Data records
────────────────

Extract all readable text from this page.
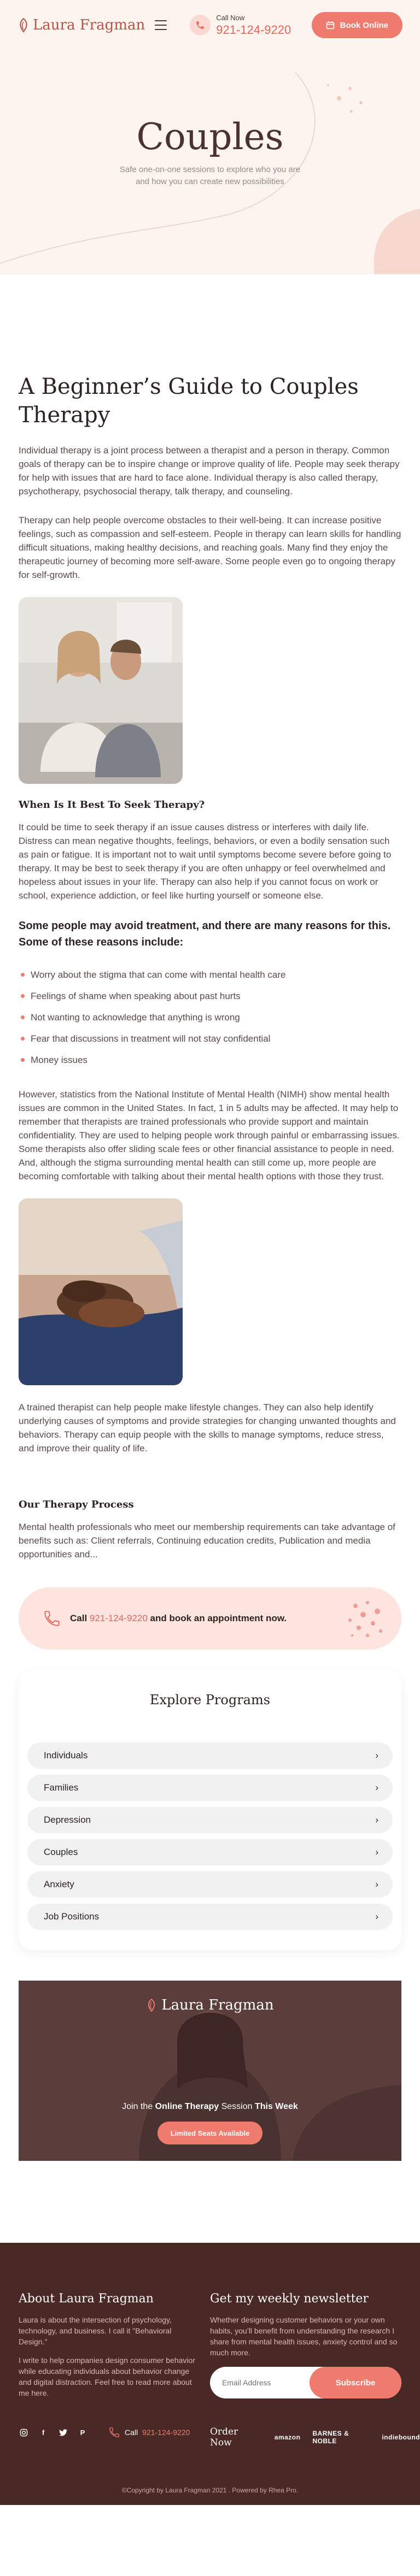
Laura Fragman	Call Now
921-124-9220	Book Online
Couples

Safe one-on-one sessions to explore who you are
and how you can create new possibilities

A Beginner’s Guide to Couples
Therapy

Individual therapy is a joint process between a therapist and a person in therapy. Common goals of therapy can be to inspire change or improve quality of life. People may seek therapy for help with issues that are hard to face alone. Individual therapy is also called therapy, psychotherapy, psychosocial therapy, talk therapy, and counseling.

Therapy can help people overcome obstacles to their well-being. It can increase positive feelings, such as compassion and self-esteem. People in therapy can learn skills for handling difficult situations, making healthy decisions, and reaching goals. Many find they enjoy the therapeutic journey of becoming more self-aware. Some people even go to ongoing therapy for self-growth.

When Is It Best To Seek Therapy?

It could be time to seek therapy if an issue causes distress or interferes with daily life. Distress can mean negative thoughts, feelings, behaviors, or even a bodily sensation such as pain or fatigue. It is important not to wait until symptoms become severe before going to therapy. It may be best to seek therapy if you are often unhappy or feel overwhelmed and hopeless about issues in your life. Therapy can also help if you cannot focus on work or school, experience addiction, or feel like hurting yourself or someone else.

Some people may avoid treatment, and there are many reasons for this. Some of these reasons include:
Worry about the stigma that can come with mental health care
Feelings of shame when speaking about past hurts
Not wanting to acknowledge that anything is wrong
Fear that discussions in treatment will not stay confidential
Money issues

However, statistics from the National Institute of Mental Health (NIMH) show mental health issues are common in the United States. In fact, 1 in 5 adults may be affected. It may help to remember that therapists are trained professionals who provide support and maintain confidentiality. They are used to helping people work through painful or embarrassing issues. Some therapists also offer sliding scale fees or other financial assistance to people in need. And, although the stigma surrounding mental health can still come up, more people are becoming comfortable with talking about their mental health options with those they trust.

A trained therapist can help people make lifestyle changes. They can also help identify underlying causes of symptoms and provide strategies for changing unwanted thoughts and behaviors. Therapy can equip people with the skills to manage symptoms, reduce stress, and improve their quality of life.

Our Therapy Process

Mental health professionals who meet our membership requirements can take advantage of benefits such as: Client referrals, Continuing education credits, Publication and media opportunities and...

Call 921-124-9220 and book an appointment now.
Explore Programs
Individuals	›
Families	›
Depression	›
Couples	›
Anxiety	›
Job Positions	›
Laura Fragman
Join the Online Therapy Session This Week
Limited Seats Available
About Laura Fragman
Laura is about the intersection of psychology, technology, and business. I call it "Behavioral Design."
I write to help companies design consumer behavior while educating individuals about behavior change and digital distraction. Feel free to read more about me here.
Get my weekly newsletter
Whether designing customer behaviors or your own habits, you’ll benefit from understanding the research I share from mental health issues, anxiety control and so much more.
Email Address
Subscribe
f	P	Call 921-124-9220 Order Now	amazon BARNES & NOBLE	indiebound
©Copyright by Laura Fragman 2021 . Powered by Rhea Pro.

────────────────

*Objective*
Return the full material word for word. Do not include the pictures.

*Task answer*
Extract all readable text from this page.
Laura Fragman	Call Now
921-124-9220	Book Online
Couples

Safe one-on-one sessions to explore who you are
and how you can create new possibilities

A Beginner’s Guide to Couples
Therapy

Individual therapy is a joint process between a therapist and a person in therapy. Common goals of therapy can be to inspire change or improve quality of life. People may seek therapy for help with issues that are hard to face alone. Individual therapy is also called therapy, psychotherapy, psychosocial therapy, talk therapy, and counseling.

Therapy can help people overcome obstacles to their well-being. It can increase positive feelings, such as compassion and self-esteem. People in therapy can learn skills for handling difficult situations, making healthy decisions, and reaching goals. Many find they enjoy the therapeutic journey of becoming more self-aware. Some people even go to ongoing therapy for self-growth.

When Is It Best To Seek Therapy?

It could be time to seek therapy if an issue causes distress or interferes with daily life. Distress can mean negative thoughts, feelings, behaviors, or even a bodily sensation such as pain or fatigue. It is important not to wait until symptoms become severe before going to therapy. It may be best to seek therapy if you are often unhappy or feel overwhelmed and hopeless about issues in your life. Therapy can also help if you cannot focus on work or school, experience addiction, or feel like hurting yourself or someone else.

Some people may avoid treatment, and there are many reasons for this. Some of these reasons include:
Worry about the stigma that can come with mental health care
Feelings of shame when speaking about past hurts
Not wanting to acknowledge that anything is wrong
Fear that discussions in treatment will not stay confidential
Money issues

However, statistics from the National Institute of Mental Health (NIMH) show mental health issues are common in the United States. In fact, 1 in 5 adults may be affected. It may help to remember that therapists are trained professionals who provide support and maintain confidentiality. They are used to helping people work through painful or embarrassing issues. Some therapists also offer sliding scale fees or other financial assistance to people in need. And, although the stigma surrounding mental health can still come up, more people are becoming comfortable with talking about their mental health options with those they trust.

A trained therapist can help people make lifestyle changes. They can also help identify underlying causes of symptoms and provide strategies for changing unwanted thoughts and behaviors. Therapy can equip people with the skills to manage symptoms, reduce stress, and improve their quality of life.

Our Therapy Process

Mental health professionals who meet our membership requirements can take advantage of benefits such as: Client referrals, Continuing education credits, Publication and media opportunities and...

Call 921-124-9220 and book an appointment now.
Explore Programs
Individuals	›
Families	›
Depression	›
Couples	›
Anxiety	›
Job Positions	›
Laura Fragman
Join the Online Therapy Session This Week
Limited Seats Available
About Laura Fragman
Laura is about the intersection of psychology, technology, and business. I call it "Behavioral Design."
I write to help companies design consumer behavior while educating individuals about behavior change and digital distraction. Feel free to read more about me here.
Get my weekly newsletter
Whether designing customer behaviors or your own habits, you’ll benefit from understanding the research I share from mental health issues, anxiety control and so much more.
Email Address
Subscribe
f	P	Call 921-124-9220 Order Now	amazon BARNES & NOBLE	indiebound
©Copyright by Laura Fragman 2021 . Powered by Rhea Pro.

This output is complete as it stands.